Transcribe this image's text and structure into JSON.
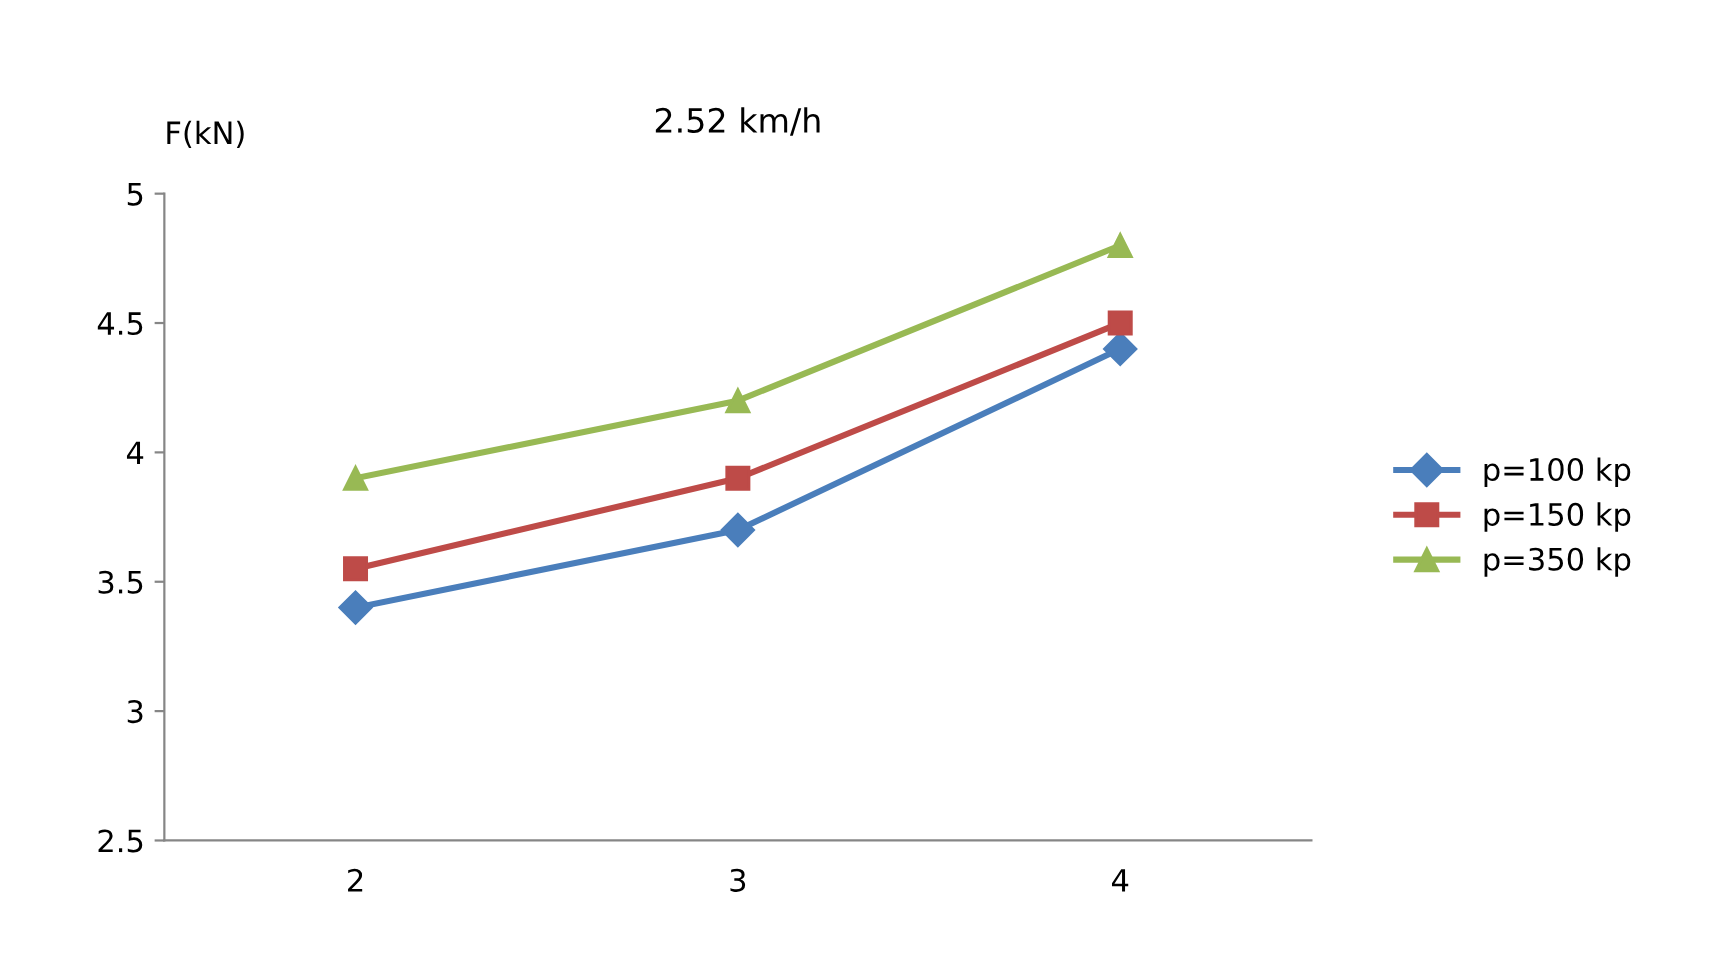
{
  "chart_data": {
    "type": "line",
    "title": "2.52 km/h",
    "ylabel": "F(kN)",
    "categories": [
      "2",
      "3",
      "4"
    ],
    "series": [
      {
        "name": "p=100 kp",
        "color": "#4a7ebb",
        "marker": "diamond",
        "values": [
          3.4,
          3.7,
          4.4
        ]
      },
      {
        "name": "p=150 kp",
        "color": "#be4b48",
        "marker": "square",
        "values": [
          3.55,
          3.9,
          4.5
        ]
      },
      {
        "name": "p=350 kp",
        "color": "#98b954",
        "marker": "triangle",
        "values": [
          3.9,
          4.2,
          4.8
        ]
      }
    ],
    "ylim": [
      2.5,
      5
    ],
    "yticks": [
      2.5,
      3,
      3.5,
      4,
      4.5,
      5
    ],
    "grid": false,
    "legend": "right",
    "line_style": "solid"
  }
}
########################################
> [TASK DETAILS]:
Nothing but the pictures may be dropped; output the records above exactly.

> [EXERCISE OUTPUT]:
Transcribe this image's text and structure into JSON.
{
  "chart_data": {
    "type": "line",
    "title": "2.52 km/h",
    "ylabel": "F(kN)",
    "categories": [
      "2",
      "3",
      "4"
    ],
    "series": [
      {
        "name": "p=100 kp",
        "color": "#4a7ebb",
        "marker": "diamond",
        "values": [
          3.4,
          3.7,
          4.4
        ]
      },
      {
        "name": "p=150 kp",
        "color": "#be4b48",
        "marker": "square",
        "values": [
          3.55,
          3.9,
          4.5
        ]
      },
      {
        "name": "p=350 kp",
        "color": "#98b954",
        "marker": "triangle",
        "values": [
          3.9,
          4.2,
          4.8
        ]
      }
    ],
    "ylim": [
      2.5,
      5
    ],
    "yticks": [
      2.5,
      3,
      3.5,
      4,
      4.5,
      5
    ],
    "grid": false,
    "legend": "right",
    "line_style": "solid"
  }
}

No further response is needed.